Data entries for graphics
-- Begin --
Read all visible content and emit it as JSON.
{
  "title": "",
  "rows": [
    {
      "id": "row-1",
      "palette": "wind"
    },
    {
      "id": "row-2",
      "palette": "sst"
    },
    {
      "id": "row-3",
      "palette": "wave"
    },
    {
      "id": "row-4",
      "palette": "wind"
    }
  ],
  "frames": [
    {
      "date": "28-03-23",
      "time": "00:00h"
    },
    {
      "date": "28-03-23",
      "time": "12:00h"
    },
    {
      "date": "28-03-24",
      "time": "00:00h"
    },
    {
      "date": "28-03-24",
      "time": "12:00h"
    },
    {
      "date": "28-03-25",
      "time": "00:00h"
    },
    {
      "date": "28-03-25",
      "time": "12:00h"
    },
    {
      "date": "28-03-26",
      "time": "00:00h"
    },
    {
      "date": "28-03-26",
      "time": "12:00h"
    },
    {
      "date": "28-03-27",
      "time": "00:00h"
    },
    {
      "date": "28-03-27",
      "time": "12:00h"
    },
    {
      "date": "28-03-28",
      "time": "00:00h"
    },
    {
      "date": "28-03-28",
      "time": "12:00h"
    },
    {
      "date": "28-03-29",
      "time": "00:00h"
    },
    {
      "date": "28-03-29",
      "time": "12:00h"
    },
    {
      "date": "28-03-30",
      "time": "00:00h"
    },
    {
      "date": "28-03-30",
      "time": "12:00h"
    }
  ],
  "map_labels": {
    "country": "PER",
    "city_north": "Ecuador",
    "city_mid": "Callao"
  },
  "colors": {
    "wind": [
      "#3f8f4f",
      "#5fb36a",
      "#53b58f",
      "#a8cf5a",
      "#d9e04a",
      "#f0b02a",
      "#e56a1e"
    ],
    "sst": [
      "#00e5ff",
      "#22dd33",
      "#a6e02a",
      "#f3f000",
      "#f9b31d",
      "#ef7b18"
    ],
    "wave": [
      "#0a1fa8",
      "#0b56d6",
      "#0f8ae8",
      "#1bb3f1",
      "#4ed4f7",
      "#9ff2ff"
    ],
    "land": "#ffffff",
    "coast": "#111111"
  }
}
-- End --
> [Set exercise] Copy out each line that contains the word "palette".

> [Exercise result]
      "palette": "wind"
      "palette": "sst"
      "palette": "wave"
      "palette": "wind"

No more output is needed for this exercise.